[What is asked]
How many of the lines that follow contain the word "번역하세요"? Give only the number.
(begin)
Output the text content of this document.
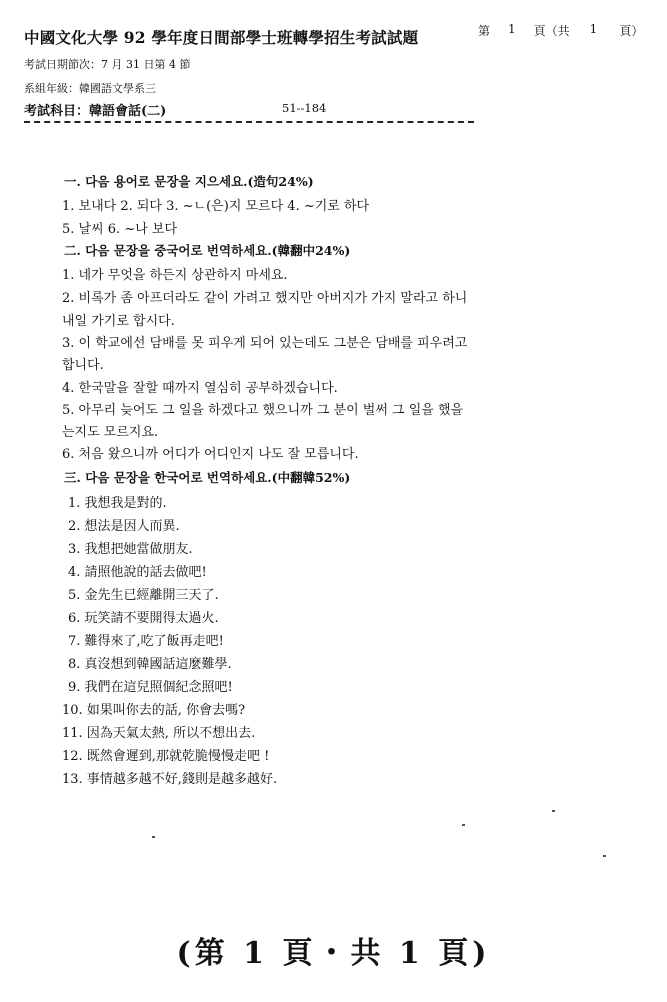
中國文化大學 92 學年度日間部學士班轉學招生考試試題	第 1 頁（共 1 頁）
考試日期節次：7 月 31 日第 4 節
系組年級：韓國語文學系三
考試科目：韓語會話(二)	51--184
一. 다음 용어로 문장을 지으세요.(造句24%)
1. 보내다 2. 되다 3. ~ㄴ(은)지 모르다 4. ~기로 하다
5. 날씨 6. ~나 보다
二. 다음 문장을 중국어로 번역하세요.(韓翻中24%)
1. 네가 무엇을 하든지 상관하지 마세요.
2. 비록가 좀 아프더라도 같이 가려고 했지만 아버지가 가지 말라고 하니
내일 가기로 합시다.
3. 이 학교에선 담배를 못 피우게 되어 있는데도 그분은 담배를 피우려고
합니다.
4. 한국말을 잘할 때까지 열심히 공부하겠습니다.
5. 아무리 늦어도 그 일을 하겠다고 했으니까 그 분이 벌써 그 일을 했을
는지도 모르지요.
6. 처음 왔으니까 어디가 어디인지 나도 잘 모릅니다.
三. 다음 문장을 한국어로 번역하세요.(中翻韓52%)
1. 我想我是對的.
2. 想法是因人而異.
3. 我想把她當做朋友.
4. 請照他說的話去做吧!
5. 金先生已經離開三天了.
6. 玩笑請不要開得太過火.
7. 難得來了,吃了飯再走吧!
8. 真沒想到韓國話這麼難學.
9. 我們在這兒照個紀念照吧!
10. 如果叫你去的話, 你會去嗎?
11. 因為天氣太熱, 所以不想出去.
12. 既然會遲到,那就乾脆慢慢走吧 !
13. 事情越多越不好,錢則是越多越好.
(第 1 頁・共 1 頁)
(end)
[Response to this exercise]
2